• Work to complete
Below are some records; repeat them all exactly, minus the pictures.

• Records for the exercise
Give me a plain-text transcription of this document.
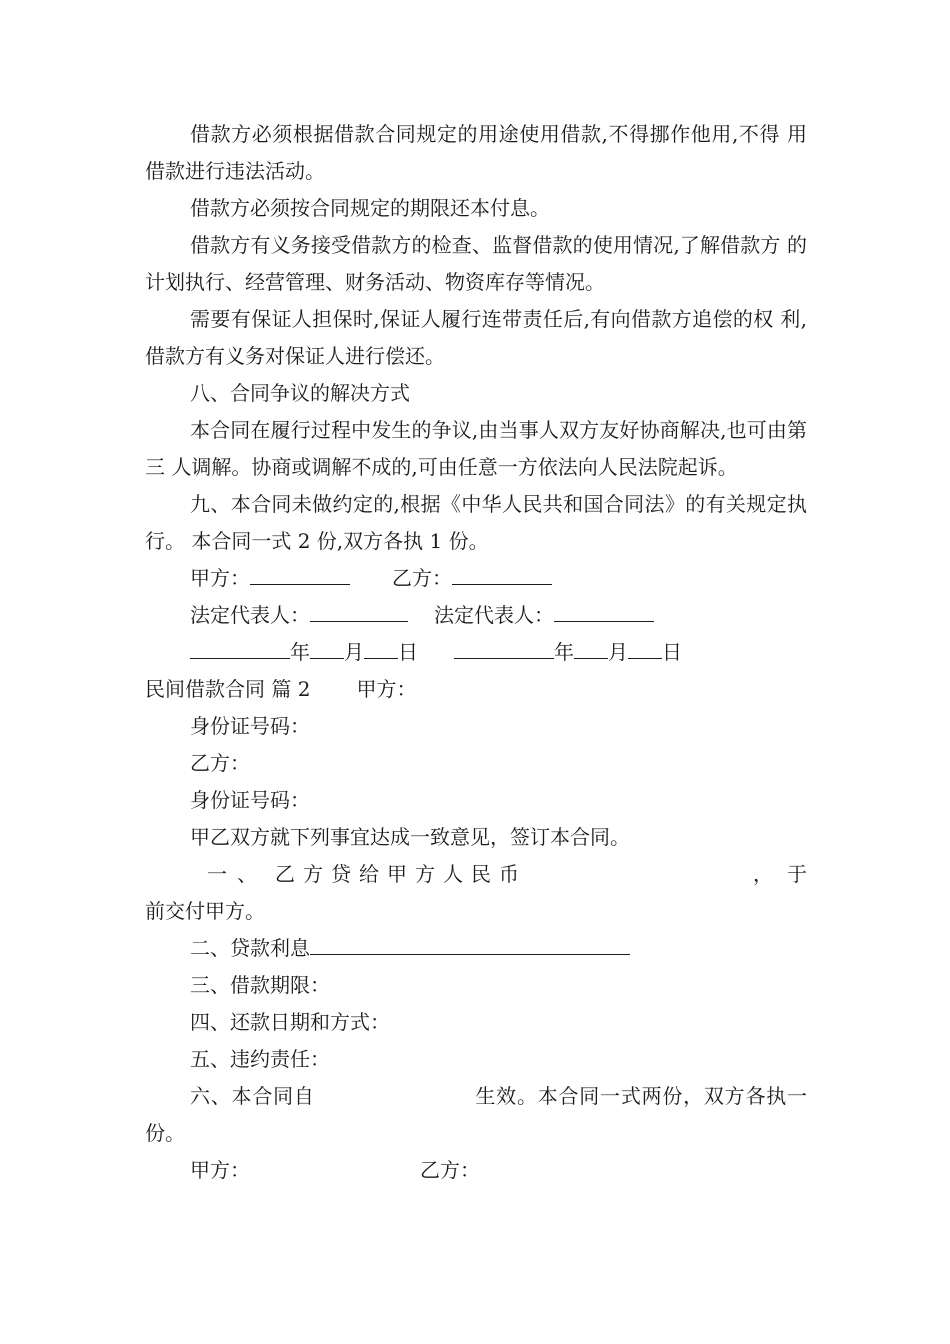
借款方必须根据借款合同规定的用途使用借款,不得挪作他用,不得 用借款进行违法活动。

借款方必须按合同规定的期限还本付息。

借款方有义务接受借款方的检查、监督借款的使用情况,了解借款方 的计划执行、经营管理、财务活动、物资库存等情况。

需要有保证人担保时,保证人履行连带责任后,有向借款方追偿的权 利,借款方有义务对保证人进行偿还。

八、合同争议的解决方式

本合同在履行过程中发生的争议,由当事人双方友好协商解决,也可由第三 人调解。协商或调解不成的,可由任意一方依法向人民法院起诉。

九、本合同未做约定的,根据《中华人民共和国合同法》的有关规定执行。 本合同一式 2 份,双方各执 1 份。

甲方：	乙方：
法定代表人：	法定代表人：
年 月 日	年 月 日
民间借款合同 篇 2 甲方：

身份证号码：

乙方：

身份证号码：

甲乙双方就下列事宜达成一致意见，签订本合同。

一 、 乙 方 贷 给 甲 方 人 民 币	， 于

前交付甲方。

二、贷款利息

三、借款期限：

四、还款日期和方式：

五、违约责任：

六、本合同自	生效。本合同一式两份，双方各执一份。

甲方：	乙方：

• Finished task
Give me a plain-text transcription of this document.
借款方必须根据借款合同规定的用途使用借款,不得挪作他用,不得 用借款进行违法活动。

借款方必须按合同规定的期限还本付息。

借款方有义务接受借款方的检查、监督借款的使用情况,了解借款方 的计划执行、经营管理、财务活动、物资库存等情况。

需要有保证人担保时,保证人履行连带责任后,有向借款方追偿的权 利,借款方有义务对保证人进行偿还。

八、合同争议的解决方式

本合同在履行过程中发生的争议,由当事人双方友好协商解决,也可由第三 人调解。协商或调解不成的,可由任意一方依法向人民法院起诉。

九、本合同未做约定的,根据《中华人民共和国合同法》的有关规定执行。 本合同一式 2 份,双方各执 1 份。

甲方：	乙方：
法定代表人：	法定代表人：
年 月 日	年 月 日
民间借款合同 篇 2 甲方：

身份证号码：

乙方：

身份证号码：

甲乙双方就下列事宜达成一致意见，签订本合同。

一 、 乙 方 贷 给 甲 方 人 民 币	， 于

前交付甲方。

二、贷款利息

三、借款期限：

四、还款日期和方式：

五、违约责任：

六、本合同自	生效。本合同一式两份，双方各执一份。

甲方：	乙方：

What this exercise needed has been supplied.